**GIVEN RECORDS**
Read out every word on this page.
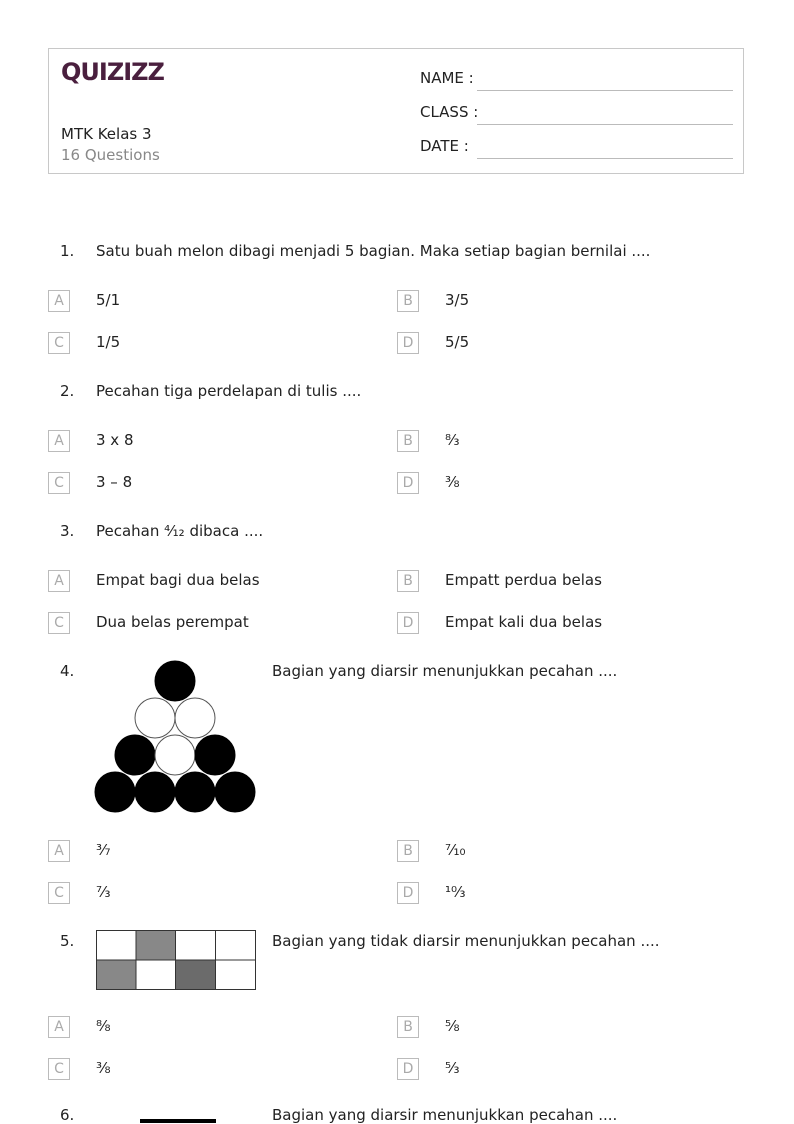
QUIZIZZ
MTK Kelas 3
16 Questions
NAME :
CLASS :
DATE :
1. Satu buah melon dibagi menjadi 5 bagian. Maka setiap bagian bernilai ....
A	5/1	B	3/5
C	1/5	D	5/5
2. Pecahan tiga perdelapan di tulis ....
A	3 x 8	B	⁸⁄₃
C	3 – 8	D	⅜
3. Pecahan ⁴⁄₁₂ dibaca ....
A	Empat bagi dua belas	B	Empatt perdua belas
C	Dua belas perempat	D	Empat kali dua belas
4.	Bagian yang diarsir menunjukkan pecahan ....
A	³⁄₇	B	⁷⁄₁₀
C	⁷⁄₃	D	¹⁰⁄₃
5.	Bagian yang tidak diarsir menunjukkan pecahan ....
A	⁸⁄₈	B	⅝
C	⅜	D	⁵⁄₃
6.	Bagian yang diarsir menunjukkan pecahan ....
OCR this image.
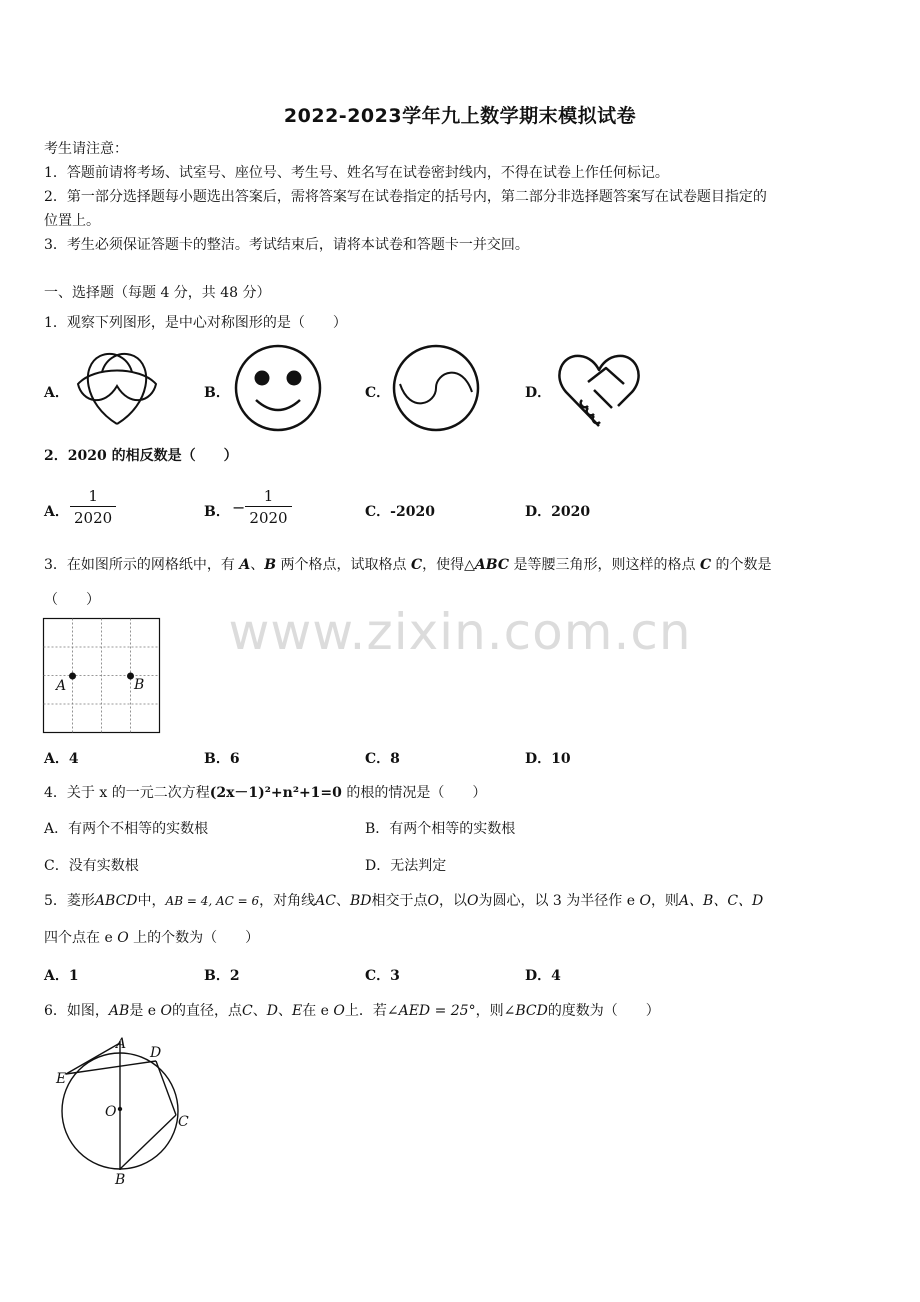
2022-2023学年九上数学期末模拟试卷
考生请注意：
1．答题前请将考场、试室号、座位号、考生号、姓名写在试卷密封线内，不得在试卷上作任何标记。
2．第一部分选择题每小题选出答案后，需将答案写在试卷指定的括号内，第二部分非选择题答案写在试卷题目指定的
位置上。
3．考生必须保证答题卡的整洁。考试结束后，请将本试卷和答题卡一并交回。
一、选择题（每题 4 分，共 48 分）
1．观察下列图形，是中心对称图形的是（　　）
A．	B．	C．	D．
2．2020 的相反数是（　　）
A． $\frac{1}{2020}$	B． − $\frac{1}{2020}$	C．-2020	D．2020
3．在如图所示的网格纸中，有 A、B 两个格点，试取格点 C，使得△ABC 是等腰三角形，则这样的格点 C 的个数是
（　　）
A	B
A．4	B．6	C．8	D．10
4．关于 x 的一元二次方程(2x－1)²+n²+1=0 的根的情况是（　　）
A．有两个不相等的实数根	B．有两个相等的实数根
C．没有实数根	D．无法判定
5．菱形ABCD中，AB = 4, AC = 6，对角线AC、BD相交于点O，以O为圆心，以 3 为半径作 e O，则A、B、C、D
四个点在 e O 上的个数为（　　）
A．1	B．2	C．3	D．4
6．如图，AB是 e O的直径，点C、D、E在 e O上．若∠AED = 25°，则∠BCD的度数为（　　）
A
D
E
O
C
B
www.zixin.com.cn
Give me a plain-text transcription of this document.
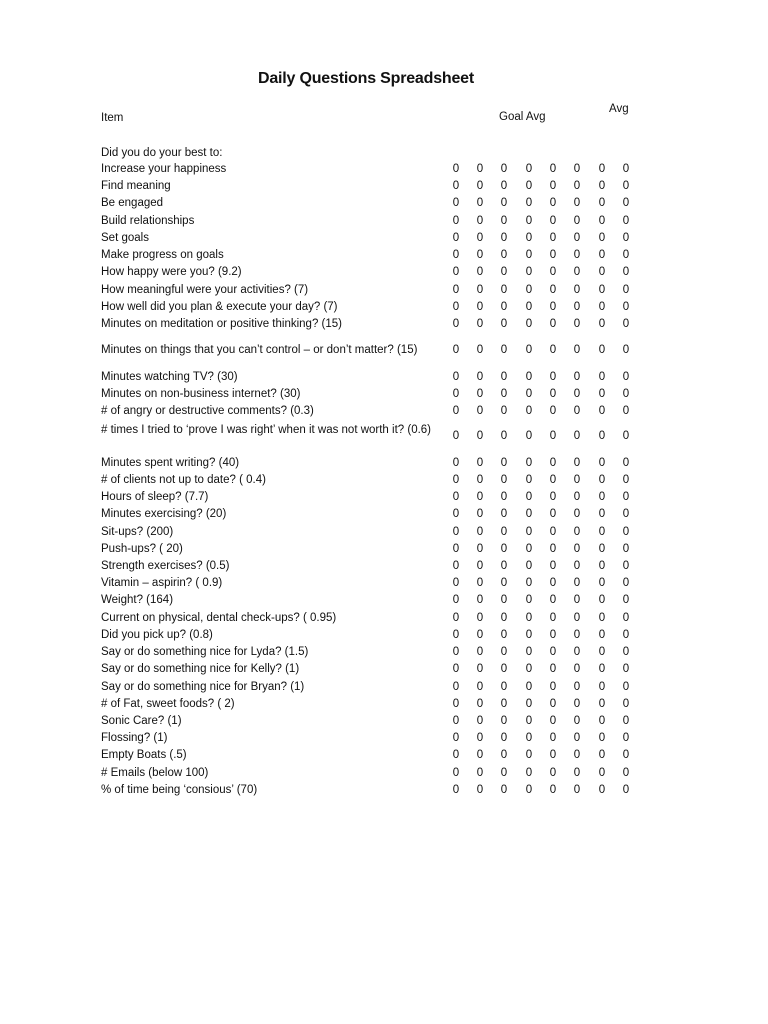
Daily Questions Spreadsheet
Item	Goal Avg
Avg
Did you do your best to:
Increase your happiness	0	0	0	0	0	0	0	0
Find meaning	0	0	0	0	0	0	0	0
Be engaged	0	0	0	0	0	0	0	0
Build relationships	0	0	0	0	0	0	0	0
Set goals	0	0	0	0	0	0	0	0
Make progress on goals	0	0	0	0	0	0	0	0
How happy were you? (9.2)	0	0	0	0	0	0	0	0
How meaningful were your activities? (7)	0	0	0	0	0	0	0	0
How well did you plan & execute your day? (7)	0	0	0	0	0	0	0	0
Minutes on meditation or positive thinking? (15)	0	0	0	0	0	0	0	0
Minutes on things that you can’t control – or don’t matter? (15)	0	0	0	0	0	0	0	0
Minutes watching TV? (30)	0	0	0	0	0	0	0	0
Minutes on non-business internet? (30)	0	0	0	0	0	0	0	0
# of angry or destructive comments? (0.3)	0	0	0	0	0	0	0	0
# times I tried to ‘prove I was right’ when it was not worth it? (0.6)	0	0	0	0	0	0	0	0
Minutes spent writing? (40)	0	0	0	0	0	0	0	0
# of clients not up to date? ( 0.4)	0	0	0	0	0	0	0	0
Hours of sleep? (7.7)	0	0	0	0	0	0	0	0
Minutes exercising? (20)	0	0	0	0	0	0	0	0
Sit-ups? (200)	0	0	0	0	0	0	0	0
Push-ups? ( 20)	0	0	0	0	0	0	0	0
Strength exercises? (0.5)	0	0	0	0	0	0	0	0
Vitamin – aspirin? ( 0.9)	0	0	0	0	0	0	0	0
Weight? (164)	0	0	0	0	0	0	0	0
Current on physical, dental check-ups? ( 0.95)	0	0	0	0	0	0	0	0
Did you pick up? (0.8)	0	0	0	0	0	0	0	0
Say or do something nice for Lyda? (1.5)	0	0	0	0	0	0	0	0
Say or do something nice for Kelly? (1)	0	0	0	0	0	0	0	0
Say or do something nice for Bryan? (1)	0	0	0	0	0	0	0	0
# of Fat, sweet foods? ( 2)	0	0	0	0	0	0	0	0
Sonic Care? (1)	0	0	0	0	0	0	0	0
Flossing? (1)	0	0	0	0	0	0	0	0
Empty Boats (.5)	0	0	0	0	0	0	0	0
# Emails (below 100)	0	0	0	0	0	0	0	0
% of time being ‘consious’ (70)	0	0	0	0	0	0	0	0
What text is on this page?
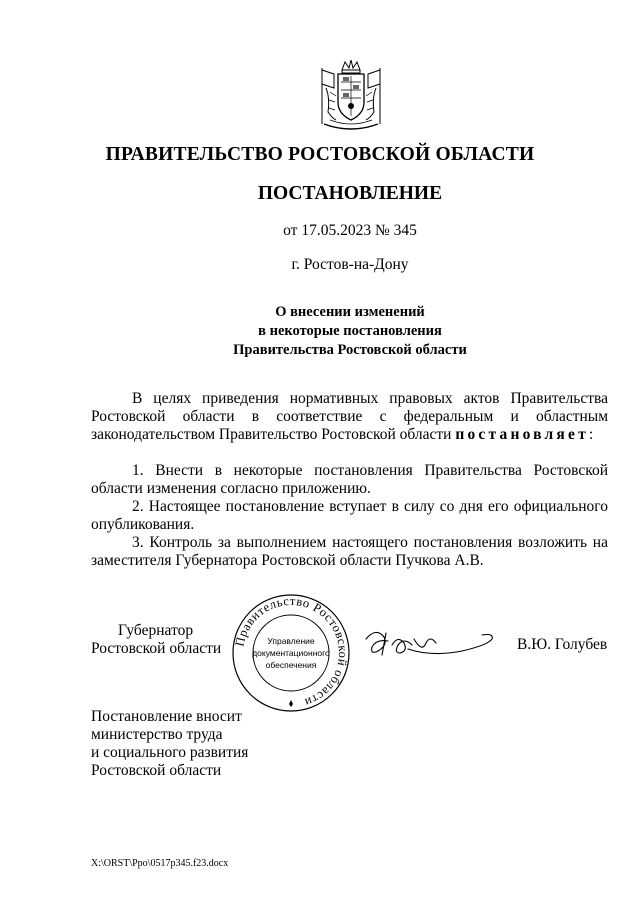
ПРАВИТЕЛЬСТВО РОСТОВСКОЙ ОБЛАСТИ
ПОСТАНОВЛЕНИЕ
от 17.05.2023 № 345
г. Ростов-на-Дону
О внесении изменений
в некоторые постановления
Правительства Ростовской области

В целях приведения нормативных правовых актов Правительства Ростовской области в соответствие с федеральным и областным законодательством Правительство Ростовской области постановляет:

1. Внести в некоторые постановления Правительства Ростовской области изменения согласно приложению.

2. Настоящее постановление вступает в силу со дня его официального опубликования.

3. Контроль за выполнением настоящего постановления возложить на заместителя Губернатора Ростовской области Пучкова А.В.

Губернатор
Ростовской области Правительство Ростовской области
Управление
документационного
обеспечения
В.Ю. Голубев
Постановление вносит
министерство труда
и социального развития
Ростовской области
X:\ORST\Ppo\0517p345.f23.docx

**EXERCISE PROMPT**
Gather each line from the listing above that holds "nice".

**ANSWER TO THIS TASK**
Say or do something nice for Lyda? (1.5)	0	0	0	0	0	0	0	0
Say or do something nice for Kelly? (1)	0	0	0	0	0	0	0	0
Say or do something nice for Bryan? (1)	0	0	0	0	0	0	0	0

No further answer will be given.